» **Dataset extract**:
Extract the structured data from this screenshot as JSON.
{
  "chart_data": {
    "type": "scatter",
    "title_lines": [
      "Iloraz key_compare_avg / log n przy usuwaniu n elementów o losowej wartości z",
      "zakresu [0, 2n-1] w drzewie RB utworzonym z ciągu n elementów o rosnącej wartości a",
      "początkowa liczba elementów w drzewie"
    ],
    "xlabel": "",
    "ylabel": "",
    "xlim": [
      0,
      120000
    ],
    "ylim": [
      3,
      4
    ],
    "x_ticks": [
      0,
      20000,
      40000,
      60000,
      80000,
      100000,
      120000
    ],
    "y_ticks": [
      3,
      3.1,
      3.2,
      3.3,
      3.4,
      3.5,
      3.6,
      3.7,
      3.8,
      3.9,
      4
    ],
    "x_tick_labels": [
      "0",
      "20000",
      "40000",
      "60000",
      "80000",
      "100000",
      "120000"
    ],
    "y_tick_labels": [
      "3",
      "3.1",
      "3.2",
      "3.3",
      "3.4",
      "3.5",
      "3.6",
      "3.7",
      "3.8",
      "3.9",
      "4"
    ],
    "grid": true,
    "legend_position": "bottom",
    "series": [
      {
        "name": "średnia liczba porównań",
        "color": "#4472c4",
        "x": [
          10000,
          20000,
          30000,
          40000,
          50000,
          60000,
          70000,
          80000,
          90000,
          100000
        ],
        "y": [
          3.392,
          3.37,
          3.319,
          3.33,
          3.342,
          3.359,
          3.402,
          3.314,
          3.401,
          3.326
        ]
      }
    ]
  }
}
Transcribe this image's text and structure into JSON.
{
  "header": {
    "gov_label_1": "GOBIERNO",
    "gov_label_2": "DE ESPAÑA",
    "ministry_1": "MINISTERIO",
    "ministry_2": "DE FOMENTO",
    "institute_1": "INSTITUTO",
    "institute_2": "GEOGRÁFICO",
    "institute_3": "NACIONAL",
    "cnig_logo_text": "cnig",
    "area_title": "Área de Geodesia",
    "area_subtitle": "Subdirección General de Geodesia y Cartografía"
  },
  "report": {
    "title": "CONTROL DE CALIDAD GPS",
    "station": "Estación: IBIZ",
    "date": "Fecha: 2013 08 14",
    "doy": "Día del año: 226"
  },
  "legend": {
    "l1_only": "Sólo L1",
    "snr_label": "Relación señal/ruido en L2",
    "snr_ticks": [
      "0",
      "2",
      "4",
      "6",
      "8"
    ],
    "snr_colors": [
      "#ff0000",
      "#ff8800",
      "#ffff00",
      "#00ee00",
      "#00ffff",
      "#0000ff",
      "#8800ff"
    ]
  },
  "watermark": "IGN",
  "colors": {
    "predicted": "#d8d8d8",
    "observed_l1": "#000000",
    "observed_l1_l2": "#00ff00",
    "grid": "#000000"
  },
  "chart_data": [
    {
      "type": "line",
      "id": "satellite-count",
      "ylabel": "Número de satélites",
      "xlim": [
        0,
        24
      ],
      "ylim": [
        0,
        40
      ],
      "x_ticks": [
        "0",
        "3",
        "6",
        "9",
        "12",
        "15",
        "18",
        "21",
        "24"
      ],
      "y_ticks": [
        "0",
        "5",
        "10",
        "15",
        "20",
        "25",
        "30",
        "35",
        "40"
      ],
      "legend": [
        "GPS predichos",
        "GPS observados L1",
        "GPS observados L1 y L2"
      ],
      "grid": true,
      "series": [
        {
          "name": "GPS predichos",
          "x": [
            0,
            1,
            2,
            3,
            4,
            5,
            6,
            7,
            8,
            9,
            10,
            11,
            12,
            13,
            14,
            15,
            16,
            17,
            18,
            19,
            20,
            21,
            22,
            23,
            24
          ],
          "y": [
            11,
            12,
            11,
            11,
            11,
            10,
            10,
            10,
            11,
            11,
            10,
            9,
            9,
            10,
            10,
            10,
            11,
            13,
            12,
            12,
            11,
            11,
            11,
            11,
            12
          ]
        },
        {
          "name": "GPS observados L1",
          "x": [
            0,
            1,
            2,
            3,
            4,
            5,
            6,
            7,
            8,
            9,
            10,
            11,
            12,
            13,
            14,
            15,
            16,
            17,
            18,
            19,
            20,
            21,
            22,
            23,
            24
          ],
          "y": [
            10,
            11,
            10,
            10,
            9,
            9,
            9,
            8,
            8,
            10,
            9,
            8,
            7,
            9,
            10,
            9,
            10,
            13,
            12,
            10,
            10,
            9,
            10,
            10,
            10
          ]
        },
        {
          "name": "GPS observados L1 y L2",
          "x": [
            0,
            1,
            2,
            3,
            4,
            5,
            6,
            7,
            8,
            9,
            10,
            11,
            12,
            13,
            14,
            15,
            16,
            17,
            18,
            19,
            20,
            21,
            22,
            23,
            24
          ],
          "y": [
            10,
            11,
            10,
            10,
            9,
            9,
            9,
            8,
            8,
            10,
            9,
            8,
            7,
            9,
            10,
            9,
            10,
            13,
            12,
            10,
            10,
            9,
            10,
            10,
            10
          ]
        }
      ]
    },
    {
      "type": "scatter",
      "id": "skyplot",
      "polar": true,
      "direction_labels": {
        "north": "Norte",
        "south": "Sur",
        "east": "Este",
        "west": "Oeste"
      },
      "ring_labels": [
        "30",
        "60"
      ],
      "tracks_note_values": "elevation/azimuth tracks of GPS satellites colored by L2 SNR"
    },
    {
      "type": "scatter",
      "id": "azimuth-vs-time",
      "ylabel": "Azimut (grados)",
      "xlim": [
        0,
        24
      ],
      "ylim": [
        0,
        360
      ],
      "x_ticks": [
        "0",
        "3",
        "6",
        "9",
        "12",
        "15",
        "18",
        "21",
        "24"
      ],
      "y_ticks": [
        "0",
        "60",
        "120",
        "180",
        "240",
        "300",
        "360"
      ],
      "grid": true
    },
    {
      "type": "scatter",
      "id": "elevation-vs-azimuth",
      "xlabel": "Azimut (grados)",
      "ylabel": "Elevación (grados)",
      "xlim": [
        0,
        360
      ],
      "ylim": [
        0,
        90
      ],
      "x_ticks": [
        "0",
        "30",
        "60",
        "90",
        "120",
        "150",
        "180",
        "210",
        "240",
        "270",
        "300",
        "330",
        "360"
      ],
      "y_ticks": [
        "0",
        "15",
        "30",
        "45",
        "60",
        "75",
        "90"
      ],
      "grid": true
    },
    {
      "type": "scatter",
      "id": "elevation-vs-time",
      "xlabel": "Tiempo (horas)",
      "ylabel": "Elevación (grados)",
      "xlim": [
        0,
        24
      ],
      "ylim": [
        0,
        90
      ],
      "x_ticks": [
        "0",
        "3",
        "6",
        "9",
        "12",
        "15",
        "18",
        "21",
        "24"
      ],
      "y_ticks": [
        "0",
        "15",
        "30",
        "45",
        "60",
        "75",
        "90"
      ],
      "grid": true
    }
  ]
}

» **Problem to solve**: Repeat each of the entries above precisely as given.

» **Written response**:
Extract the structured data from this screenshot as JSON.
{
  "chart_data": {
    "type": "scatter",
    "title_lines": [
      "Iloraz key_compare_avg / log n przy usuwaniu n elementów o losowej wartości z",
      "zakresu [0, 2n-1] w drzewie RB utworzonym z ciągu n elementów o rosnącej wartości a",
      "początkowa liczba elementów w drzewie"
    ],
    "xlabel": "",
    "ylabel": "",
    "xlim": [
      0,
      120000
    ],
    "ylim": [
      3,
      4
    ],
    "x_ticks": [
      0,
      20000,
      40000,
      60000,
      80000,
      100000,
      120000
    ],
    "y_ticks": [
      3,
      3.1,
      3.2,
      3.3,
      3.4,
      3.5,
      3.6,
      3.7,
      3.8,
      3.9,
      4
    ],
    "x_tick_labels": [
      "0",
      "20000",
      "40000",
      "60000",
      "80000",
      "100000",
      "120000"
    ],
    "y_tick_labels": [
      "3",
      "3.1",
      "3.2",
      "3.3",
      "3.4",
      "3.5",
      "3.6",
      "3.7",
      "3.8",
      "3.9",
      "4"
    ],
    "grid": true,
    "legend_position": "bottom",
    "series": [
      {
        "name": "średnia liczba porównań",
        "color": "#4472c4",
        "x": [
          10000,
          20000,
          30000,
          40000,
          50000,
          60000,
          70000,
          80000,
          90000,
          100000
        ],
        "y": [
          3.392,
          3.37,
          3.319,
          3.33,
          3.342,
          3.359,
          3.402,
          3.314,
          3.401,
          3.326
        ]
      }
    ]
  }
}
Transcribe this image's text and structure into JSON.
{
  "header": {
    "gov_label_1": "GOBIERNO",
    "gov_label_2": "DE ESPAÑA",
    "ministry_1": "MINISTERIO",
    "ministry_2": "DE FOMENTO",
    "institute_1": "INSTITUTO",
    "institute_2": "GEOGRÁFICO",
    "institute_3": "NACIONAL",
    "cnig_logo_text": "cnig",
    "area_title": "Área de Geodesia",
    "area_subtitle": "Subdirección General de Geodesia y Cartografía"
  },
  "report": {
    "title": "CONTROL DE CALIDAD GPS",
    "station": "Estación: IBIZ",
    "date": "Fecha: 2013 08 14",
    "doy": "Día del año: 226"
  },
  "legend": {
    "l1_only": "Sólo L1",
    "snr_label": "Relación señal/ruido en L2",
    "snr_ticks": [
      "0",
      "2",
      "4",
      "6",
      "8"
    ],
    "snr_colors": [
      "#ff0000",
      "#ff8800",
      "#ffff00",
      "#00ee00",
      "#00ffff",
      "#0000ff",
      "#8800ff"
    ]
  },
  "watermark": "IGN",
  "colors": {
    "predicted": "#d8d8d8",
    "observed_l1": "#000000",
    "observed_l1_l2": "#00ff00",
    "grid": "#000000"
  },
  "chart_data": [
    {
      "type": "line",
      "id": "satellite-count",
      "ylabel": "Número de satélites",
      "xlim": [
        0,
        24
      ],
      "ylim": [
        0,
        40
      ],
      "x_ticks": [
        "0",
        "3",
        "6",
        "9",
        "12",
        "15",
        "18",
        "21",
        "24"
      ],
      "y_ticks": [
        "0",
        "5",
        "10",
        "15",
        "20",
        "25",
        "30",
        "35",
        "40"
      ],
      "legend": [
        "GPS predichos",
        "GPS observados L1",
        "GPS observados L1 y L2"
      ],
      "grid": true,
      "series": [
        {
          "name": "GPS predichos",
          "x": [
            0,
            1,
            2,
            3,
            4,
            5,
            6,
            7,
            8,
            9,
            10,
            11,
            12,
            13,
            14,
            15,
            16,
            17,
            18,
            19,
            20,
            21,
            22,
            23,
            24
          ],
          "y": [
            11,
            12,
            11,
            11,
            11,
            10,
            10,
            10,
            11,
            11,
            10,
            9,
            9,
            10,
            10,
            10,
            11,
            13,
            12,
            12,
            11,
            11,
            11,
            11,
            12
          ]
        },
        {
          "name": "GPS observados L1",
          "x": [
            0,
            1,
            2,
            3,
            4,
            5,
            6,
            7,
            8,
            9,
            10,
            11,
            12,
            13,
            14,
            15,
            16,
            17,
            18,
            19,
            20,
            21,
            22,
            23,
            24
          ],
          "y": [
            10,
            11,
            10,
            10,
            9,
            9,
            9,
            8,
            8,
            10,
            9,
            8,
            7,
            9,
            10,
            9,
            10,
            13,
            12,
            10,
            10,
            9,
            10,
            10,
            10
          ]
        },
        {
          "name": "GPS observados L1 y L2",
          "x": [
            0,
            1,
            2,
            3,
            4,
            5,
            6,
            7,
            8,
            9,
            10,
            11,
            12,
            13,
            14,
            15,
            16,
            17,
            18,
            19,
            20,
            21,
            22,
            23,
            24
          ],
          "y": [
            10,
            11,
            10,
            10,
            9,
            9,
            9,
            8,
            8,
            10,
            9,
            8,
            7,
            9,
            10,
            9,
            10,
            13,
            12,
            10,
            10,
            9,
            10,
            10,
            10
          ]
        }
      ]
    },
    {
      "type": "scatter",
      "id": "skyplot",
      "polar": true,
      "direction_labels": {
        "north": "Norte",
        "south": "Sur",
        "east": "Este",
        "west": "Oeste"
      },
      "ring_labels": [
        "30",
        "60"
      ],
      "tracks_note_values": "elevation/azimuth tracks of GPS satellites colored by L2 SNR"
    },
    {
      "type": "scatter",
      "id": "azimuth-vs-time",
      "ylabel": "Azimut (grados)",
      "xlim": [
        0,
        24
      ],
      "ylim": [
        0,
        360
      ],
      "x_ticks": [
        "0",
        "3",
        "6",
        "9",
        "12",
        "15",
        "18",
        "21",
        "24"
      ],
      "y_ticks": [
        "0",
        "60",
        "120",
        "180",
        "240",
        "300",
        "360"
      ],
      "grid": true
    },
    {
      "type": "scatter",
      "id": "elevation-vs-azimuth",
      "xlabel": "Azimut (grados)",
      "ylabel": "Elevación (grados)",
      "xlim": [
        0,
        360
      ],
      "ylim": [
        0,
        90
      ],
      "x_ticks": [
        "0",
        "30",
        "60",
        "90",
        "120",
        "150",
        "180",
        "210",
        "240",
        "270",
        "300",
        "330",
        "360"
      ],
      "y_ticks": [
        "0",
        "15",
        "30",
        "45",
        "60",
        "75",
        "90"
      ],
      "grid": true
    },
    {
      "type": "scatter",
      "id": "elevation-vs-time",
      "xlabel": "Tiempo (horas)",
      "ylabel": "Elevación (grados)",
      "xlim": [
        0,
        24
      ],
      "ylim": [
        0,
        90
      ],
      "x_ticks": [
        "0",
        "3",
        "6",
        "9",
        "12",
        "15",
        "18",
        "21",
        "24"
      ],
      "y_ticks": [
        "0",
        "15",
        "30",
        "45",
        "60",
        "75",
        "90"
      ],
      "grid": true
    }
  ]
}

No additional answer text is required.